_Objective_:
Images must not appear in your copy; reproduce every other part of the records exactly.

_Source data_:
* * * * * * * * *

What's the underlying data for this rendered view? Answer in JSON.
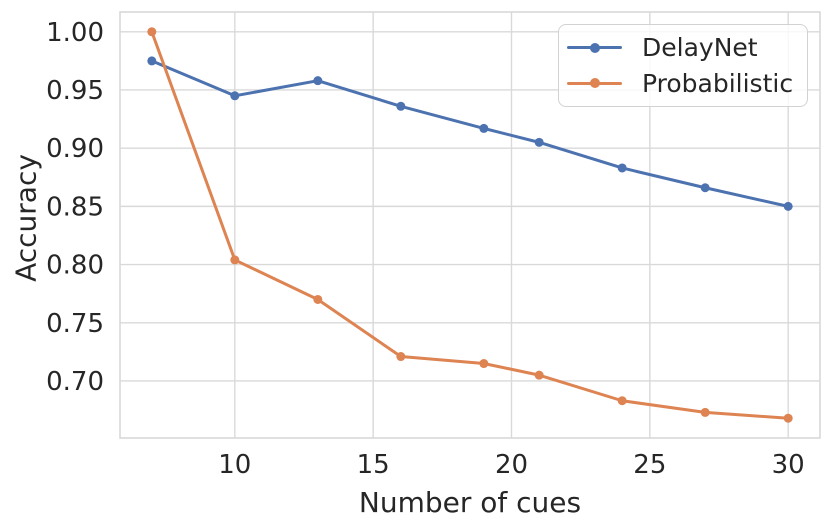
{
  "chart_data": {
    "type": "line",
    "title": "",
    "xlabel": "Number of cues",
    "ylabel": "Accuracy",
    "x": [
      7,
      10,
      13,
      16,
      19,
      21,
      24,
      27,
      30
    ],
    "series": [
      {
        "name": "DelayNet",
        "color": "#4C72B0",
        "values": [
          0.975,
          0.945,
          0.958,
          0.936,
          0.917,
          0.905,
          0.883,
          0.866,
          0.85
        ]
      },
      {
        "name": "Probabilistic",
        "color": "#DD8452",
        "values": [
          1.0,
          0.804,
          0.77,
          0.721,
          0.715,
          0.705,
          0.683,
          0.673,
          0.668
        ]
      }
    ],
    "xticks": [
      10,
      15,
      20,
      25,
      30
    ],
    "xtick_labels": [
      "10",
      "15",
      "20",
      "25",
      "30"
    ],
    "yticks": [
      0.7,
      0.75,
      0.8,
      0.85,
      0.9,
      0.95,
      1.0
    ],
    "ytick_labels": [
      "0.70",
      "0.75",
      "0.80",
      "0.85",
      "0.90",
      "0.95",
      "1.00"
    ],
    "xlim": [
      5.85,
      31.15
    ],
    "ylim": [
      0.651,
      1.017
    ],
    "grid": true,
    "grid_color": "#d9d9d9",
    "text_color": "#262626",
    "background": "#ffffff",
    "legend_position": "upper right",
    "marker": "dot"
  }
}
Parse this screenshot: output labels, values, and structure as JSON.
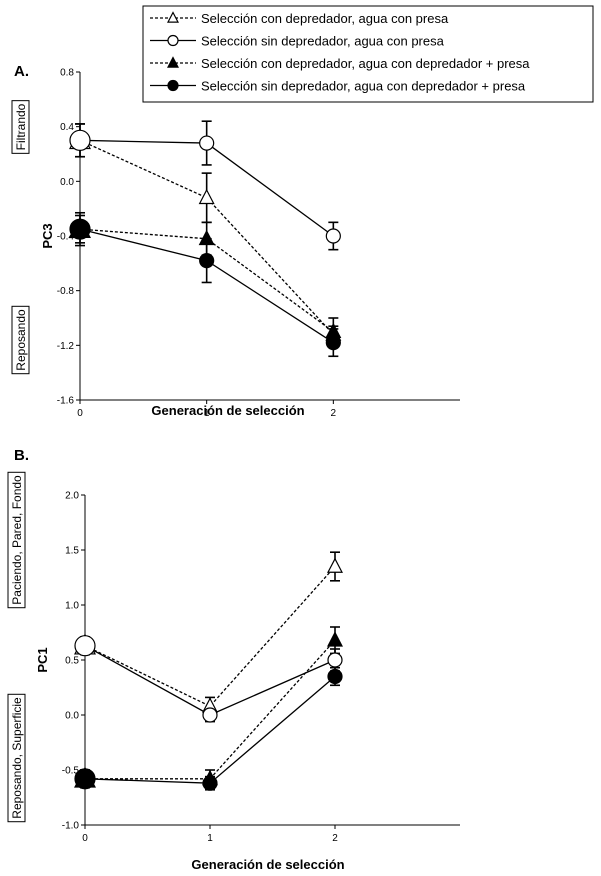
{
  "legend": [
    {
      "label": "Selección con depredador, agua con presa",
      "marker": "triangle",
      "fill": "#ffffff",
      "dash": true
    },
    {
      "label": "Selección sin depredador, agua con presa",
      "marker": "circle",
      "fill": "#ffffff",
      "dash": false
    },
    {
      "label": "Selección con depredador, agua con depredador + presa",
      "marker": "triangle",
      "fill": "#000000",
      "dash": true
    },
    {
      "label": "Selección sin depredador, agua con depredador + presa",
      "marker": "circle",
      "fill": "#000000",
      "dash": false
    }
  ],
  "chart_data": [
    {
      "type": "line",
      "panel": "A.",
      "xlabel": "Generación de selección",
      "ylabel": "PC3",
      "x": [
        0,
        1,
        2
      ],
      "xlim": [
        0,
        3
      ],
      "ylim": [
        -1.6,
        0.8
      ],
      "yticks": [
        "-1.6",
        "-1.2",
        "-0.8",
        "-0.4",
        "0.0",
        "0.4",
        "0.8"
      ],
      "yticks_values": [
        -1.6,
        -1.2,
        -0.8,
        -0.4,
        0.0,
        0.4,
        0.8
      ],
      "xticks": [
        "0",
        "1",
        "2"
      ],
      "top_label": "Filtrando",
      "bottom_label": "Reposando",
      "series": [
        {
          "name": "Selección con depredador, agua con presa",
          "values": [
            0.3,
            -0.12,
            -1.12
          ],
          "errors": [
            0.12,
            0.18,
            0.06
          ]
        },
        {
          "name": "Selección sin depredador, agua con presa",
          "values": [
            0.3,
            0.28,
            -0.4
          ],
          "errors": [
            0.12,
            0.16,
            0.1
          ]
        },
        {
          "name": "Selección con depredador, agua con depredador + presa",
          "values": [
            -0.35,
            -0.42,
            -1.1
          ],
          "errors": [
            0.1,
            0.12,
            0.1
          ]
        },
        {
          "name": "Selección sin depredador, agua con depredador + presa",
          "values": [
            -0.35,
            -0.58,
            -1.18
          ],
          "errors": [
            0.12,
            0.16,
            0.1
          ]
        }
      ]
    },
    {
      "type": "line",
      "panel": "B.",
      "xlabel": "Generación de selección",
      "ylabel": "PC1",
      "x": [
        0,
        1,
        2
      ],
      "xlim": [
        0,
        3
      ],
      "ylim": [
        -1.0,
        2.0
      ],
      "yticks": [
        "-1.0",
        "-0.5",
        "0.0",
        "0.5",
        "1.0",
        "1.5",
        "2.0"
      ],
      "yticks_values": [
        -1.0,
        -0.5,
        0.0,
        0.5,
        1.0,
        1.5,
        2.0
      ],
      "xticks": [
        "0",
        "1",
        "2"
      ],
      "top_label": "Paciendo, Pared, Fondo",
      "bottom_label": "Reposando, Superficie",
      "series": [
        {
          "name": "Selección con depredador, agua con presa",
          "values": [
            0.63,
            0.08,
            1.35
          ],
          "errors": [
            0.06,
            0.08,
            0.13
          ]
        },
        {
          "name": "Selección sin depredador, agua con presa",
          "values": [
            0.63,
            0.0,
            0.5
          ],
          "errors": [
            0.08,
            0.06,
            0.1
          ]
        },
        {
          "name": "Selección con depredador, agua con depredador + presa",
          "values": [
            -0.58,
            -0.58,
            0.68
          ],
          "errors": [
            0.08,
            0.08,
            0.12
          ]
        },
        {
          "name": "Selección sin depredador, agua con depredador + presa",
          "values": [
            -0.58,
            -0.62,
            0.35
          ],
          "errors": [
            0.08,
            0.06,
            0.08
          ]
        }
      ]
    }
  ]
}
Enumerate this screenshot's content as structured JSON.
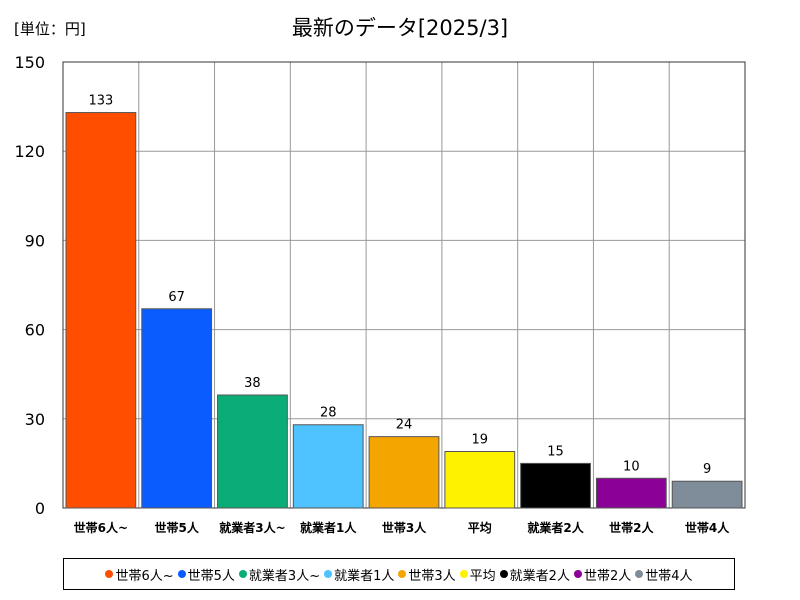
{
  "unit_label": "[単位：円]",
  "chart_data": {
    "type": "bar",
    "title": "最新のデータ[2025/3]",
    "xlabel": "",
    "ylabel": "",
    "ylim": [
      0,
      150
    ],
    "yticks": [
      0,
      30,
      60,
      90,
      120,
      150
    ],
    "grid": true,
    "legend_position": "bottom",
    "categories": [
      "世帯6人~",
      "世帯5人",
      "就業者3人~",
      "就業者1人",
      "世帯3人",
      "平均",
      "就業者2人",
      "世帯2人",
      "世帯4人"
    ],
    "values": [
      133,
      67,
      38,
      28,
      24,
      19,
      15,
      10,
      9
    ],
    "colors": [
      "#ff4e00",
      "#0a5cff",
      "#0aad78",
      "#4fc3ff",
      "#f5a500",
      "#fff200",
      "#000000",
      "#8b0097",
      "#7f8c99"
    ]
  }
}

* * * * * * * * *

_Task answer_:
What's the underlying data for this rendered view? Answer in JSON.
{
  "chart_data": {
    "type": "line",
    "title": "",
    "xlabel": "Number of cues",
    "ylabel": "Accuracy",
    "x": [
      7,
      10,
      13,
      16,
      19,
      21,
      24,
      27,
      30
    ],
    "series": [
      {
        "name": "DelayNet",
        "color": "#4C72B0",
        "values": [
          0.975,
          0.945,
          0.958,
          0.936,
          0.917,
          0.905,
          0.883,
          0.866,
          0.85
        ]
      },
      {
        "name": "Probabilistic",
        "color": "#DD8452",
        "values": [
          1.0,
          0.804,
          0.77,
          0.721,
          0.715,
          0.705,
          0.683,
          0.673,
          0.668
        ]
      }
    ],
    "xticks": [
      10,
      15,
      20,
      25,
      30
    ],
    "xtick_labels": [
      "10",
      "15",
      "20",
      "25",
      "30"
    ],
    "yticks": [
      0.7,
      0.75,
      0.8,
      0.85,
      0.9,
      0.95,
      1.0
    ],
    "ytick_labels": [
      "0.70",
      "0.75",
      "0.80",
      "0.85",
      "0.90",
      "0.95",
      "1.00"
    ],
    "xlim": [
      5.85,
      31.15
    ],
    "ylim": [
      0.651,
      1.017
    ],
    "grid": true,
    "grid_color": "#d9d9d9",
    "text_color": "#262626",
    "background": "#ffffff",
    "legend_position": "upper right",
    "marker": "dot"
  }
}
Parse this screenshot: output labels, values, and structure as JSON.
{
  "legend": [
    {
      "label": "Selección con depredador, agua con presa",
      "marker": "triangle",
      "fill": "#ffffff",
      "dash": true
    },
    {
      "label": "Selección sin depredador, agua con presa",
      "marker": "circle",
      "fill": "#ffffff",
      "dash": false
    },
    {
      "label": "Selección con depredador, agua con depredador + presa",
      "marker": "triangle",
      "fill": "#000000",
      "dash": true
    },
    {
      "label": "Selección sin depredador, agua con depredador + presa",
      "marker": "circle",
      "fill": "#000000",
      "dash": false
    }
  ],
  "chart_data": [
    {
      "type": "line",
      "panel": "A.",
      "xlabel": "Generación de selección",
      "ylabel": "PC3",
      "x": [
        0,
        1,
        2
      ],
      "xlim": [
        0,
        3
      ],
      "ylim": [
        -1.6,
        0.8
      ],
      "yticks": [
        "-1.6",
        "-1.2",
        "-0.8",
        "-0.4",
        "0.0",
        "0.4",
        "0.8"
      ],
      "yticks_values": [
        -1.6,
        -1.2,
        -0.8,
        -0.4,
        0.0,
        0.4,
        0.8
      ],
      "xticks": [
        "0",
        "1",
        "2"
      ],
      "top_label": "Filtrando",
      "bottom_label": "Reposando",
      "series": [
        {
          "name": "Selección con depredador, agua con presa",
          "values": [
            0.3,
            -0.12,
            -1.12
          ],
          "errors": [
            0.12,
            0.18,
            0.06
          ]
        },
        {
          "name": "Selección sin depredador, agua con presa",
          "values": [
            0.3,
            0.28,
            -0.4
          ],
          "errors": [
            0.12,
            0.16,
            0.1
          ]
        },
        {
          "name": "Selección con depredador, agua con depredador + presa",
          "values": [
            -0.35,
            -0.42,
            -1.1
          ],
          "errors": [
            0.1,
            0.12,
            0.1
          ]
        },
        {
          "name": "Selección sin depredador, agua con depredador + presa",
          "values": [
            -0.35,
            -0.58,
            -1.18
          ],
          "errors": [
            0.12,
            0.16,
            0.1
          ]
        }
      ]
    },
    {
      "type": "line",
      "panel": "B.",
      "xlabel": "Generación de selección",
      "ylabel": "PC1",
      "x": [
        0,
        1,
        2
      ],
      "xlim": [
        0,
        3
      ],
      "ylim": [
        -1.0,
        2.0
      ],
      "yticks": [
        "-1.0",
        "-0.5",
        "0.0",
        "0.5",
        "1.0",
        "1.5",
        "2.0"
      ],
      "yticks_values": [
        -1.0,
        -0.5,
        0.0,
        0.5,
        1.0,
        1.5,
        2.0
      ],
      "xticks": [
        "0",
        "1",
        "2"
      ],
      "top_label": "Paciendo, Pared, Fondo",
      "bottom_label": "Reposando, Superficie",
      "series": [
        {
          "name": "Selección con depredador, agua con presa",
          "values": [
            0.63,
            0.08,
            1.35
          ],
          "errors": [
            0.06,
            0.08,
            0.13
          ]
        },
        {
          "name": "Selección sin depredador, agua con presa",
          "values": [
            0.63,
            0.0,
            0.5
          ],
          "errors": [
            0.08,
            0.06,
            0.1
          ]
        },
        {
          "name": "Selección con depredador, agua con depredador + presa",
          "values": [
            -0.58,
            -0.58,
            0.68
          ],
          "errors": [
            0.08,
            0.08,
            0.12
          ]
        },
        {
          "name": "Selección sin depredador, agua con depredador + presa",
          "values": [
            -0.58,
            -0.62,
            0.35
          ],
          "errors": [
            0.08,
            0.06,
            0.08
          ]
        }
      ]
    }
  ]
}
Enumerate this screenshot's content as structured JSON.
{
  "unit_label": "[単位：円]",
  "chart_data": {
    "type": "bar",
    "title": "最新のデータ[2025/3]",
    "xlabel": "",
    "ylabel": "",
    "ylim": [
      0,
      150
    ],
    "yticks": [
      0,
      30,
      60,
      90,
      120,
      150
    ],
    "grid": true,
    "legend_position": "bottom",
    "categories": [
      "世帯6人~",
      "世帯5人",
      "就業者3人~",
      "就業者1人",
      "世帯3人",
      "平均",
      "就業者2人",
      "世帯2人",
      "世帯4人"
    ],
    "values": [
      133,
      67,
      38,
      28,
      24,
      19,
      15,
      10,
      9
    ],
    "colors": [
      "#ff4e00",
      "#0a5cff",
      "#0aad78",
      "#4fc3ff",
      "#f5a500",
      "#fff200",
      "#000000",
      "#8b0097",
      "#7f8c99"
    ]
  }
}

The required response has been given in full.